#### [Requirements]
Express the records as a numbered list, from the line containing "UI element localization: list" through the line containing "remove-token-icon[interactable]: ✕ xyxy=(263,118,272,129)", both included. Leave out blank lines and include no other lines.

** Start of Data to use **

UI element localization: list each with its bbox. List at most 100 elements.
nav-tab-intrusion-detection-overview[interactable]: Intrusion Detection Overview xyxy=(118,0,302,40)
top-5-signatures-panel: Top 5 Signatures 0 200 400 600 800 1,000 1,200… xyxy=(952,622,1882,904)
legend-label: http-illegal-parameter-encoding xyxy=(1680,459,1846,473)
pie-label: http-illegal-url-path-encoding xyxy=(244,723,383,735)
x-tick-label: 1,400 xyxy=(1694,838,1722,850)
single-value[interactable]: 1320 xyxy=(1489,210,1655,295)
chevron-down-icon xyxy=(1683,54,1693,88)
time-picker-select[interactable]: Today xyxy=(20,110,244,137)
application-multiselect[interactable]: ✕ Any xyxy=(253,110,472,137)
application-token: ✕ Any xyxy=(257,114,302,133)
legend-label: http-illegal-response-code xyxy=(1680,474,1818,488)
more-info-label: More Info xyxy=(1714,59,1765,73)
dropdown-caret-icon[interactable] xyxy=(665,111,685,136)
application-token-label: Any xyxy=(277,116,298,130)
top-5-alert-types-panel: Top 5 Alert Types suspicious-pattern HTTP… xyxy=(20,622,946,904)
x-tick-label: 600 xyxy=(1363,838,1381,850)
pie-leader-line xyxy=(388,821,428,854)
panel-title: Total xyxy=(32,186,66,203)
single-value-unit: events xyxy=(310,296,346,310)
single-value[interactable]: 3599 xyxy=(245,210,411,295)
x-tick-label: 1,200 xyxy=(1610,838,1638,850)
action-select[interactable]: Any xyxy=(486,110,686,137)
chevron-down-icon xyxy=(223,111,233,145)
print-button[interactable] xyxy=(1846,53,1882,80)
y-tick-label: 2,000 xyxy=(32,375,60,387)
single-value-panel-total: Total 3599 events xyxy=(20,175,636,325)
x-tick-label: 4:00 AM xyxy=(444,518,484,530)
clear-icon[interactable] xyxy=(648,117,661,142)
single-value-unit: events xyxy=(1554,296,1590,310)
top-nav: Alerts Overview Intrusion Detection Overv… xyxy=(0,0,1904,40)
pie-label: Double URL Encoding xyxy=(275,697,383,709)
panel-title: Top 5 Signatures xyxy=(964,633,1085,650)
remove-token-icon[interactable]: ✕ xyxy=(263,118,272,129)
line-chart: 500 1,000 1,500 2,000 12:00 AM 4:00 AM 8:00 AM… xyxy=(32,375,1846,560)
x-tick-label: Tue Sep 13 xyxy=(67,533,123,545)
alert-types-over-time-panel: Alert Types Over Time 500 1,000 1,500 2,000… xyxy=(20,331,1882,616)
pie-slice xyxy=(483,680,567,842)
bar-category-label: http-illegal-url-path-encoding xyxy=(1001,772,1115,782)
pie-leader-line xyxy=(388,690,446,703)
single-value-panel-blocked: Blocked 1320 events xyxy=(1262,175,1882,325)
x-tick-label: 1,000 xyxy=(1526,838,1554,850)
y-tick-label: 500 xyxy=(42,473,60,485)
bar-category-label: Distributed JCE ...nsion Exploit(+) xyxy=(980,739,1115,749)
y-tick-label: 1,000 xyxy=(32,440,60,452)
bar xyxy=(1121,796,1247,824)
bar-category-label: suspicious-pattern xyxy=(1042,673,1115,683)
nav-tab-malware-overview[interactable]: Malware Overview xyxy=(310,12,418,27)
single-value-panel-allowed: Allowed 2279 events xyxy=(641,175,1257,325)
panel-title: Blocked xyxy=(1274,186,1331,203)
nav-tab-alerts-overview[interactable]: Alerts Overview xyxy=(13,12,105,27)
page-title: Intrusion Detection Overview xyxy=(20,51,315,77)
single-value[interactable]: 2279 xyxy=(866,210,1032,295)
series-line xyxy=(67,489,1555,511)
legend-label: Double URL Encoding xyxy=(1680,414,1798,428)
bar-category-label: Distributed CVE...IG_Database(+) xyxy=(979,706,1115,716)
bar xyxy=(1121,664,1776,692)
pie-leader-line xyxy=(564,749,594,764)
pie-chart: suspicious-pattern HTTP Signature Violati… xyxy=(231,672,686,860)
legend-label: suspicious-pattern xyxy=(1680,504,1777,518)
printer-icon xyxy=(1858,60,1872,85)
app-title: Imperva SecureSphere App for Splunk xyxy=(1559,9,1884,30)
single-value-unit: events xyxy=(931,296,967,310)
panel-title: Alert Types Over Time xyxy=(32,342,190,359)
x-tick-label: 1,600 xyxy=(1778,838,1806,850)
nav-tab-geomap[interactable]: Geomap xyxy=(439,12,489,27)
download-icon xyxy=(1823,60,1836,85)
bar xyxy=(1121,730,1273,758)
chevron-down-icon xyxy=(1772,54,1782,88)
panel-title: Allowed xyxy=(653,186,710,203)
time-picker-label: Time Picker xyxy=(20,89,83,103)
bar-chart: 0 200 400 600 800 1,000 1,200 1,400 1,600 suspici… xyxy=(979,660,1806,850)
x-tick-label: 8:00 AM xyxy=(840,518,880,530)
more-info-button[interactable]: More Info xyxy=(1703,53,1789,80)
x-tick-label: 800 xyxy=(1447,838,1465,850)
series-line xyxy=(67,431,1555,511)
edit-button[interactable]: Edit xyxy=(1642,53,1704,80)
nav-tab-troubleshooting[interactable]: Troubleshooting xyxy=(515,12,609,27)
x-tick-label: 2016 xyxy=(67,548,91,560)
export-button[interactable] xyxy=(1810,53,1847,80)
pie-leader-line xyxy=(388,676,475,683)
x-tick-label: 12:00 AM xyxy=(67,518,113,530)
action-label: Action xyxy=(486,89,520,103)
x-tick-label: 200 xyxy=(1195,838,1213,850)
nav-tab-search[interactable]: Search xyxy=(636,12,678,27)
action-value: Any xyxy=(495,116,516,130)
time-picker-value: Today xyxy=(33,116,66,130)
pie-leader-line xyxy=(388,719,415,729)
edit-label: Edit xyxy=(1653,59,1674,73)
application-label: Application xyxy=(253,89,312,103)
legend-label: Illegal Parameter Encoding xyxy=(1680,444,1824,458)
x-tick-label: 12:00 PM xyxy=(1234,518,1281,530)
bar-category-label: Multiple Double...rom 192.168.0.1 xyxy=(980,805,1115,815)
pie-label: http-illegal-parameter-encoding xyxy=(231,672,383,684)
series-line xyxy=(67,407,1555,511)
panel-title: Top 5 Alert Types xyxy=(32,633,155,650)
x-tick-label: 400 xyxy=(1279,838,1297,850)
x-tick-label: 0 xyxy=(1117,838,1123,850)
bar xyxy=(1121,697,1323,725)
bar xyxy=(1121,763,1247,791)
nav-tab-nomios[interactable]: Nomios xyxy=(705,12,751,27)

** End of Data to use **
** Start of Data to use **

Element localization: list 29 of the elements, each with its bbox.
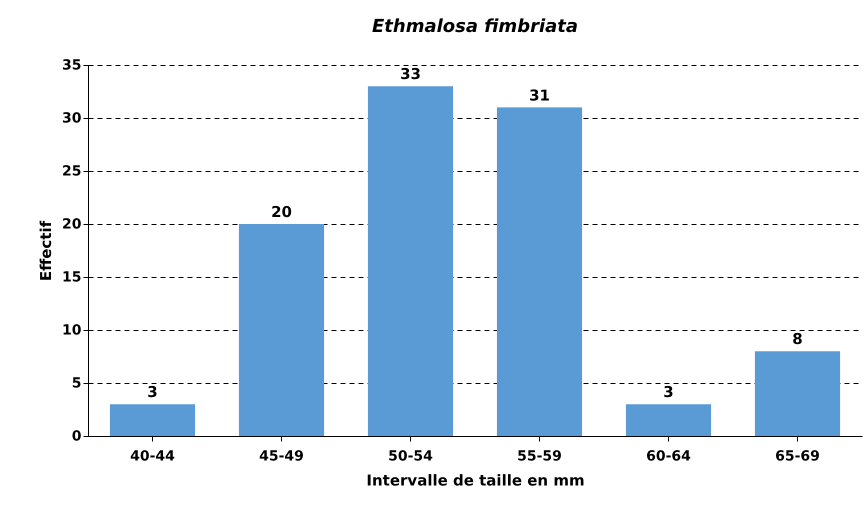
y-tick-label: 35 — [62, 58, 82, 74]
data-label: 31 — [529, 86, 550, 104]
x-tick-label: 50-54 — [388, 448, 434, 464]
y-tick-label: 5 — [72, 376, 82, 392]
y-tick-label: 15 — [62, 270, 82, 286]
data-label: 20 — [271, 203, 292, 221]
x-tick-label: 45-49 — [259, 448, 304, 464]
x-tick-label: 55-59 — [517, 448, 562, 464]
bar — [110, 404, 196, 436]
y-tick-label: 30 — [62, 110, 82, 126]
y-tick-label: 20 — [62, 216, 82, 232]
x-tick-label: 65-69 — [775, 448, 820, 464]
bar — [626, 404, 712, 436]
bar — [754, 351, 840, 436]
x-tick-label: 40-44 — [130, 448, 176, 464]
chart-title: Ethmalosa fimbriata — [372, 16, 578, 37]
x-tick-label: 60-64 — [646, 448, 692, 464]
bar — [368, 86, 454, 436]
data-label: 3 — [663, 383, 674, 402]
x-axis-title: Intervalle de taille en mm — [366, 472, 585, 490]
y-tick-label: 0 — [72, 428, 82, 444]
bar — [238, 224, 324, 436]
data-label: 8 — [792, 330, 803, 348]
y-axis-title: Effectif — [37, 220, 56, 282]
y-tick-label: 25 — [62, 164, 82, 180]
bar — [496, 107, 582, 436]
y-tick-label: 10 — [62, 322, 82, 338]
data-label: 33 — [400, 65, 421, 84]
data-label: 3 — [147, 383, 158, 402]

** End of Data to use **

#### [Exercise output]
1. UI element localization: list each with its bbox. List at most 100 elements.
2. nav-tab-intrusion-detection-overview[interactable]: Intrusion Detection Overview xyxy=(118,0,302,40)
3. top-5-signatures-panel: Top 5 Signatures 0 200 400 600 800 1,000 1,200… xyxy=(952,622,1882,904)
4. legend-label: http-illegal-parameter-encoding xyxy=(1680,459,1846,473)
5. pie-label: http-illegal-url-path-encoding xyxy=(244,723,383,735)
6. x-tick-label: 1,400 xyxy=(1694,838,1722,850)
7. single-value[interactable]: 1320 xyxy=(1489,210,1655,295)
8. chevron-down-icon xyxy=(1683,54,1693,88)
9. time-picker-select[interactable]: Today xyxy=(20,110,244,137)
10. application-multiselect[interactable]: ✕ Any xyxy=(253,110,472,137)
11. application-token: ✕ Any xyxy=(257,114,302,133)
12. legend-label: http-illegal-response-code xyxy=(1680,474,1818,488)
13. more-info-label: More Info xyxy=(1714,59,1765,73)
14. dropdown-caret-icon[interactable] xyxy=(665,111,685,136)
15. application-token-label: Any xyxy=(277,116,298,130)
16. top-5-alert-types-panel: Top 5 Alert Types suspicious-pattern HTTP… xyxy=(20,622,946,904)
17. x-tick-label: 600 xyxy=(1363,838,1381,850)
18. pie-leader-line xyxy=(388,821,428,854)
19. panel-title: Total xyxy=(32,186,66,203)
20. single-value-unit: events xyxy=(310,296,346,310)
21. single-value[interactable]: 3599 xyxy=(245,210,411,295)
22. x-tick-label: 1,200 xyxy=(1610,838,1638,850)
23. action-select[interactable]: Any xyxy=(486,110,686,137)
24. chevron-down-icon xyxy=(223,111,233,145)
25. print-button[interactable] xyxy=(1846,53,1882,80)
26. y-tick-label: 2,000 xyxy=(32,375,60,387)
27. single-value-panel-total: Total 3599 events xyxy=(20,175,636,325)
28. x-tick-label: 4:00 AM xyxy=(444,518,484,530)
29. clear-icon[interactable] xyxy=(648,117,661,142)
30. single-value-unit: events xyxy=(1554,296,1590,310)
31. top-nav: Alerts Overview Intrusion Detection Overv… xyxy=(0,0,1904,40)
32. pie-label: Double URL Encoding xyxy=(275,697,383,709)
33. panel-title: Top 5 Signatures xyxy=(964,633,1085,650)
34. remove-token-icon[interactable]: ✕ xyxy=(263,118,272,129)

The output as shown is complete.